Copy the listing character for character, starting at its first line and ending at the line that contains "divider-accent — [948, 268, 998, 271]", with both of those lines included.

◆ ◆ ◆ ◆ ◆ ◆ ◆

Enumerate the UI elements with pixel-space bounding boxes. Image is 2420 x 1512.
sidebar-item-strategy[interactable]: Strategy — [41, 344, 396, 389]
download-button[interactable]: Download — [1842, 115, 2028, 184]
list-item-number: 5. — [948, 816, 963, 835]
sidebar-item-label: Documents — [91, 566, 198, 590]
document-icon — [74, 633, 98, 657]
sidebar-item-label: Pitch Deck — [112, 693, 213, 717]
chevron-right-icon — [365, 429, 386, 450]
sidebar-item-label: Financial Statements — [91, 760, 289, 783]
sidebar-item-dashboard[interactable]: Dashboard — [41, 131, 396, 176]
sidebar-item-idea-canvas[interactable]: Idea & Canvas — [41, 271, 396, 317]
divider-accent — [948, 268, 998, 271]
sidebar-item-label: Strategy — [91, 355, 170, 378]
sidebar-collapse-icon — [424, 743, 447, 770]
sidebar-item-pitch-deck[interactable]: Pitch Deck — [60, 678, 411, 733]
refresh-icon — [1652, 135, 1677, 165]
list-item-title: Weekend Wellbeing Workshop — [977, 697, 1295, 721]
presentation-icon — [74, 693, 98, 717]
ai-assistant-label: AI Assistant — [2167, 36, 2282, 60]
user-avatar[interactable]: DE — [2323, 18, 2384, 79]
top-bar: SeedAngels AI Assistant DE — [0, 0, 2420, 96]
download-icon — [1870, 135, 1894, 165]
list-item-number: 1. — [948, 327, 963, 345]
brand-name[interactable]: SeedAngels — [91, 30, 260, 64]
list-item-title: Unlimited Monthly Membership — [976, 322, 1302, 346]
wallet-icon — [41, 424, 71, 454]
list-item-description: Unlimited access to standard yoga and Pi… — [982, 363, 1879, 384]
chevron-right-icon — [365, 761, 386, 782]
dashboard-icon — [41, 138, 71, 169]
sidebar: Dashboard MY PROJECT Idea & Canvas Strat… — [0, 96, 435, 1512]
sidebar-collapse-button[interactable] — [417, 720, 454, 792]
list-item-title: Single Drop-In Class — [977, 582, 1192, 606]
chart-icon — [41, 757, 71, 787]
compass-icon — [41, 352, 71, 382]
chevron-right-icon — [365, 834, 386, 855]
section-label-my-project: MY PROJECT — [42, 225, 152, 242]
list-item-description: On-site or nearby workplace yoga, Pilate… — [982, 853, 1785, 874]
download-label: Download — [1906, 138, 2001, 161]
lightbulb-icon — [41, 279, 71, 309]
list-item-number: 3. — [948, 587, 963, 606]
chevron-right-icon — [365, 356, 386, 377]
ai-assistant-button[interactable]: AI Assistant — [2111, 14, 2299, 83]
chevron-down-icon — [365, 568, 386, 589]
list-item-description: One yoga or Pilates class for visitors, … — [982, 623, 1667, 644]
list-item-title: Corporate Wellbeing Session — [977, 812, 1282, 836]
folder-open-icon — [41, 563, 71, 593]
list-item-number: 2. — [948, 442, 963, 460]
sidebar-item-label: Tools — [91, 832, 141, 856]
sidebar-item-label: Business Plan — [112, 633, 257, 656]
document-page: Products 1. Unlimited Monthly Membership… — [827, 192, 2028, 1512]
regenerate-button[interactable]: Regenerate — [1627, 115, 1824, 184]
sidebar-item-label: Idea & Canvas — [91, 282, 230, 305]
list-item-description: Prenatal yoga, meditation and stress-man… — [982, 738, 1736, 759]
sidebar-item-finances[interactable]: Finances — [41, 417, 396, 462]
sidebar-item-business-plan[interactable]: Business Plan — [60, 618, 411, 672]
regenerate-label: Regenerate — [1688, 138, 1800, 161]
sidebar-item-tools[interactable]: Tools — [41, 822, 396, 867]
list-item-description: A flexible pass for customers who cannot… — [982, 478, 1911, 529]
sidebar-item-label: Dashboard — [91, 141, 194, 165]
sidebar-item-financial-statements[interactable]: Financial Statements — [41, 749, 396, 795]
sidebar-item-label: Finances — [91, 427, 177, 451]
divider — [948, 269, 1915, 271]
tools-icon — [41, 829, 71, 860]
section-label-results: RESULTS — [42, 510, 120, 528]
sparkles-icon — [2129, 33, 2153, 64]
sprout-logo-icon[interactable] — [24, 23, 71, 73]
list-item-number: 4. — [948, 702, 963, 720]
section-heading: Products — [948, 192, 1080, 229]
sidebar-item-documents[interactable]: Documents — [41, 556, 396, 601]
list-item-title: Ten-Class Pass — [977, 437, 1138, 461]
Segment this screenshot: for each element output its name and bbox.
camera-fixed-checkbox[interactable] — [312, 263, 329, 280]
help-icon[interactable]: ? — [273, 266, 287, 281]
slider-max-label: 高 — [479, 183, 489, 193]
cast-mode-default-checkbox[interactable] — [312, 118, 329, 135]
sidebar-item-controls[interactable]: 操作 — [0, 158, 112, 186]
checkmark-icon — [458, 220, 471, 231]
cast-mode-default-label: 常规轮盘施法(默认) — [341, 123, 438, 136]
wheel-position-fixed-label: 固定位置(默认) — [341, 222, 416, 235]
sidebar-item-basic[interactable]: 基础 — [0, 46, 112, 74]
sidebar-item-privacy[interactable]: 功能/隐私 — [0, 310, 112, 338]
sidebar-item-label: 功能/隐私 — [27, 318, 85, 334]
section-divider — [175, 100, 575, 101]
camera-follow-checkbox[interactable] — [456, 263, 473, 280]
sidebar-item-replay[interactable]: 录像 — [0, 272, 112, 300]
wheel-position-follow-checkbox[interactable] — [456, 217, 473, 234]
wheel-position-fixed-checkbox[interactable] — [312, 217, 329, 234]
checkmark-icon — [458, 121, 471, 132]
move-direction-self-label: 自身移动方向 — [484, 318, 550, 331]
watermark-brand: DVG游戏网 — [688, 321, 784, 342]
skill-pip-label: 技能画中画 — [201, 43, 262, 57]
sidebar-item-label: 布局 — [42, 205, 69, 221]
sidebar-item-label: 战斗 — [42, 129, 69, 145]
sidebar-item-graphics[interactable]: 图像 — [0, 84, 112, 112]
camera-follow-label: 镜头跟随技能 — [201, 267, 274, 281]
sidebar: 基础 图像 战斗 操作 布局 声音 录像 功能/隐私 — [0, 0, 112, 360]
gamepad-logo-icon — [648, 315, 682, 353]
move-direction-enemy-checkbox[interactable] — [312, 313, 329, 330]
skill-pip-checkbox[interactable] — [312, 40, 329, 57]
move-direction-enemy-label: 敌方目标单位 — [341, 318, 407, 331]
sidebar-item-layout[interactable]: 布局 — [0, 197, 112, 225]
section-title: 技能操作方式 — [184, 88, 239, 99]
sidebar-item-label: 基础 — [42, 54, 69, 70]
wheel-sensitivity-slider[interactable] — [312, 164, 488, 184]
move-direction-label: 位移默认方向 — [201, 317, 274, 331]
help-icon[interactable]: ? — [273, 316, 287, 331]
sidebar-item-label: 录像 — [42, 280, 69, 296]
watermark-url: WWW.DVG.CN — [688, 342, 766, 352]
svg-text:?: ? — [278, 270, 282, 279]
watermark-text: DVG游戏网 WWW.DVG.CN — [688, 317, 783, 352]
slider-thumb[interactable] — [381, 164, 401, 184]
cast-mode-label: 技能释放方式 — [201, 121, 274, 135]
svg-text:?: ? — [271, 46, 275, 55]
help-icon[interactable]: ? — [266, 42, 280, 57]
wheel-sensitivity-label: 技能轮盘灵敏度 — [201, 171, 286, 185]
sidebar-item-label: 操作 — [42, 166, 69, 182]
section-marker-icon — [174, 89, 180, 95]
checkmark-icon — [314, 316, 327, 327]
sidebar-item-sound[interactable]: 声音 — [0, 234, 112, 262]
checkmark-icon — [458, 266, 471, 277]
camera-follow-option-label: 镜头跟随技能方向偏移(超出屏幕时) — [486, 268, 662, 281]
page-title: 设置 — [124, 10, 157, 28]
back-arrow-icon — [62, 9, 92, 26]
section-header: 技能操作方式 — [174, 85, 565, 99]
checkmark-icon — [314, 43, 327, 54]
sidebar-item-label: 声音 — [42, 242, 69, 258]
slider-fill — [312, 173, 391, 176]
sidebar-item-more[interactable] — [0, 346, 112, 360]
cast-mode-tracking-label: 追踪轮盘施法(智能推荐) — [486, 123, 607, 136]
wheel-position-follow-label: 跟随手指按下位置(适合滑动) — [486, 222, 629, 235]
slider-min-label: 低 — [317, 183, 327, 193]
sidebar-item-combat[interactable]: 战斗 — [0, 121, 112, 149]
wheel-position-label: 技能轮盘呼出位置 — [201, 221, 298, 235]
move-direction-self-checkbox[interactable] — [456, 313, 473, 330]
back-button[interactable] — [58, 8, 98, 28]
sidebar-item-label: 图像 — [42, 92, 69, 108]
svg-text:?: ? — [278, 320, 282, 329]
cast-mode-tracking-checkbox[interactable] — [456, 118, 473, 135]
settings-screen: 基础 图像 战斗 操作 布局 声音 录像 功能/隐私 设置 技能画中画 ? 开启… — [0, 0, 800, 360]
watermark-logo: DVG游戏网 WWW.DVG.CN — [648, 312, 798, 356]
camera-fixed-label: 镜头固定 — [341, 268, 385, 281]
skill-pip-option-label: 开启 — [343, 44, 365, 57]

◆ ◆ ◆ ◆ ◆ ◆ ◆

FINISHED EXERCISE ->
Enumerate the UI elements with pixel-space bounding boxes. Image is 2420 x 1512.
sidebar-item-strategy[interactable]: Strategy — [41, 344, 396, 389]
download-button[interactable]: Download — [1842, 115, 2028, 184]
list-item-number: 5. — [948, 816, 963, 835]
sidebar-item-label: Documents — [91, 566, 198, 590]
document-icon — [74, 633, 98, 657]
sidebar-item-label: Pitch Deck — [112, 693, 213, 717]
chevron-right-icon — [365, 429, 386, 450]
sidebar-item-label: Financial Statements — [91, 760, 289, 783]
sidebar-item-dashboard[interactable]: Dashboard — [41, 131, 396, 176]
sidebar-item-idea-canvas[interactable]: Idea & Canvas — [41, 271, 396, 317]
divider-accent — [948, 268, 998, 271]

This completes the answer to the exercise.